=== Brief ===
Give the total number of lines with the word "this" in them, and no other words.

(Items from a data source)
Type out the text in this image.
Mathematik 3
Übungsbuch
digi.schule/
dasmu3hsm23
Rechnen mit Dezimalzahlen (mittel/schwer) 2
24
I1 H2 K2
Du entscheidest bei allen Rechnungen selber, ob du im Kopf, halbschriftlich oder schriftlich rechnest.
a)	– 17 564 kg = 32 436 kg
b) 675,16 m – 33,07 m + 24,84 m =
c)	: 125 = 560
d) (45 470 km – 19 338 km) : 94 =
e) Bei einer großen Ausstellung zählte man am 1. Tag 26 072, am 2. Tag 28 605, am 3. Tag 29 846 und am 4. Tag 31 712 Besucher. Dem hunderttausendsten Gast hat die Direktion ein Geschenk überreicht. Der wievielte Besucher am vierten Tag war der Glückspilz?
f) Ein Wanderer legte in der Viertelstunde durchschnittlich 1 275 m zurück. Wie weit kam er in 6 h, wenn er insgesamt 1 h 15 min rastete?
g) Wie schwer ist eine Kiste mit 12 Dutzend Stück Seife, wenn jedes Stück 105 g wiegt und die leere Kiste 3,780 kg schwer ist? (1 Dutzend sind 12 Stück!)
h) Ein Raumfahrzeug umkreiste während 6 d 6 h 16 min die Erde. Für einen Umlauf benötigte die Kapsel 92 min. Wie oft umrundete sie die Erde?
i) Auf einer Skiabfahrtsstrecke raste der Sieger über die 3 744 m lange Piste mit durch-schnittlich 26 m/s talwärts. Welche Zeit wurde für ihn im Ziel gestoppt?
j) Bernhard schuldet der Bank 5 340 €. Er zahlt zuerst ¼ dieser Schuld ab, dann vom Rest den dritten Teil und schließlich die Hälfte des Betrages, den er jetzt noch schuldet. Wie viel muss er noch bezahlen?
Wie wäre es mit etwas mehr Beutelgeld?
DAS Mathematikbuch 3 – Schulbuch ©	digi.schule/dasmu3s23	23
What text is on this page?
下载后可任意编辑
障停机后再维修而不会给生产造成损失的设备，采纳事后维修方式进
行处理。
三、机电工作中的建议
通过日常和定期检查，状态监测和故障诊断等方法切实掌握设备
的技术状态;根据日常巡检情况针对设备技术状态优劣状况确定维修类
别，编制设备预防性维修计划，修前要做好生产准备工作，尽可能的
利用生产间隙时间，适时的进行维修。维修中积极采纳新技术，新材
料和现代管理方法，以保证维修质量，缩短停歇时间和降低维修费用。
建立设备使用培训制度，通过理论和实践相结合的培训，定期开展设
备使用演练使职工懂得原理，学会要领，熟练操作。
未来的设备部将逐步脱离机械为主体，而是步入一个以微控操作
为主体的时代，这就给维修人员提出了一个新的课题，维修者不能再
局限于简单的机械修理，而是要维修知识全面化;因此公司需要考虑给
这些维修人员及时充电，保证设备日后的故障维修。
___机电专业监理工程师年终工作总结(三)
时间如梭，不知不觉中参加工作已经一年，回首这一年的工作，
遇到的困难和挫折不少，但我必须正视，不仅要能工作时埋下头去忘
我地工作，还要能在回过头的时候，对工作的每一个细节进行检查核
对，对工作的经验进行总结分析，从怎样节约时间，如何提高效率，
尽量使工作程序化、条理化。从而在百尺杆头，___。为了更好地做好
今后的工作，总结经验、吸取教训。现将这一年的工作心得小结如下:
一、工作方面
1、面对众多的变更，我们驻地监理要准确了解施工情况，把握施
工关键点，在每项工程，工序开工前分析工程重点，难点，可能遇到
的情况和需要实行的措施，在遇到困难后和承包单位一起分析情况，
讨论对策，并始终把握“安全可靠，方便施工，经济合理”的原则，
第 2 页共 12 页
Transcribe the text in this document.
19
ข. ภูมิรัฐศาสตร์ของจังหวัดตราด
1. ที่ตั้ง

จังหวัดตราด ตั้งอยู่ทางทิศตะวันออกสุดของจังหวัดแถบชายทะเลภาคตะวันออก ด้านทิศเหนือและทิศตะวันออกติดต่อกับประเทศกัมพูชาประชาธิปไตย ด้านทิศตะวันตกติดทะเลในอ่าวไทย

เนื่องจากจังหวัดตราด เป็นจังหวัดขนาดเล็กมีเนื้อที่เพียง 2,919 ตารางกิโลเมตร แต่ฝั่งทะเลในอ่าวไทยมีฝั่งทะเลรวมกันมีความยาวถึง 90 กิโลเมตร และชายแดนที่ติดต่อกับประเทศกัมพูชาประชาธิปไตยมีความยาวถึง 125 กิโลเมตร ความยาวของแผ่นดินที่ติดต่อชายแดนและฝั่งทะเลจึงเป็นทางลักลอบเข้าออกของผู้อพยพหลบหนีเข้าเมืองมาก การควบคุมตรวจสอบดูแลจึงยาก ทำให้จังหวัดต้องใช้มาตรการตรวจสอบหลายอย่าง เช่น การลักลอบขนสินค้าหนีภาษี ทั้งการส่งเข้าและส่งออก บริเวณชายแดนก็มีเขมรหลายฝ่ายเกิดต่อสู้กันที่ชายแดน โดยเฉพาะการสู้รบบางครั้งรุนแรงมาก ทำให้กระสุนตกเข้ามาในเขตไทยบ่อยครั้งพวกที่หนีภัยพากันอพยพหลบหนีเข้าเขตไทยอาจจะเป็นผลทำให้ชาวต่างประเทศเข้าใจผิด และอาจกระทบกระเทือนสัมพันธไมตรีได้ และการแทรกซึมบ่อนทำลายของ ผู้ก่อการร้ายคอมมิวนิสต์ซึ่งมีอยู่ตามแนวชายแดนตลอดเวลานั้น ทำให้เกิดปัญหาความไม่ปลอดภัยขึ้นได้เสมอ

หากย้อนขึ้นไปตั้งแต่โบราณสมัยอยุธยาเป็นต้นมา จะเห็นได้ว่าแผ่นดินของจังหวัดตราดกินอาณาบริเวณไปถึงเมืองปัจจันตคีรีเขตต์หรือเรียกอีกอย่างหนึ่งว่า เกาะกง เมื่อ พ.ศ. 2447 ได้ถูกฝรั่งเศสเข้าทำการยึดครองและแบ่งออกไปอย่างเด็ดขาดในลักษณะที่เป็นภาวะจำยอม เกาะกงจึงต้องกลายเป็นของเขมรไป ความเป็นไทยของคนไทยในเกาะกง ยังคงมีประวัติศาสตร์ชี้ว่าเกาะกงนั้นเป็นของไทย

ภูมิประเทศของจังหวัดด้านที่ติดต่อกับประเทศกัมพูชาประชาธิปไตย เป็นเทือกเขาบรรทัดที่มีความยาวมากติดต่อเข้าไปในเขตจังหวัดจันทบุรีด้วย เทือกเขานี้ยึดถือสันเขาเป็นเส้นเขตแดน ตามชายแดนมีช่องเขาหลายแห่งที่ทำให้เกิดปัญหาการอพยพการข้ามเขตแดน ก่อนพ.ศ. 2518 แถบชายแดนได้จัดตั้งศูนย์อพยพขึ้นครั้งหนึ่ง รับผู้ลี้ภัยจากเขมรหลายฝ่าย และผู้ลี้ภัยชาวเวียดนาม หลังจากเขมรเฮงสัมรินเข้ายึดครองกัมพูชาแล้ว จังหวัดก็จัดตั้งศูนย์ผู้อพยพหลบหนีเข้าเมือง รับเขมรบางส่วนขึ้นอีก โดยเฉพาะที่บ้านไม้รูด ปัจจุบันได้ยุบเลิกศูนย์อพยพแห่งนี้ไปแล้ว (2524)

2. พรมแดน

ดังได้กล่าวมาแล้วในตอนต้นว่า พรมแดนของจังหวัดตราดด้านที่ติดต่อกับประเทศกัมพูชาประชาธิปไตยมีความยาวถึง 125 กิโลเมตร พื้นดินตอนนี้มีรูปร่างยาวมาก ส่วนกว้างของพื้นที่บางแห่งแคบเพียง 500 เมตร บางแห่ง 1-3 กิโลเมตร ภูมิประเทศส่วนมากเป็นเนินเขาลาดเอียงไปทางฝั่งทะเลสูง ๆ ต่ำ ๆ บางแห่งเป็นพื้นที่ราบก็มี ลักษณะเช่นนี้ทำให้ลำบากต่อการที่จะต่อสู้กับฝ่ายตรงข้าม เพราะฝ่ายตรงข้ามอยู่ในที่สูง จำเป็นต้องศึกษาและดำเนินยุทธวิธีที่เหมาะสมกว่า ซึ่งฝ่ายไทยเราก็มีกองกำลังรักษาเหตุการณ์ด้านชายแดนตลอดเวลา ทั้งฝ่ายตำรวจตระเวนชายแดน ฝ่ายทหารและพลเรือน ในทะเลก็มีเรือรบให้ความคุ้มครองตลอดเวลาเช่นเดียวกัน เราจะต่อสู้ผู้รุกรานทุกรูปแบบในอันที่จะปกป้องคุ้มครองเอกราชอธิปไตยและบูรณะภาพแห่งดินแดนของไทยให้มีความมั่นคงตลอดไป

=== Exercise output ===
3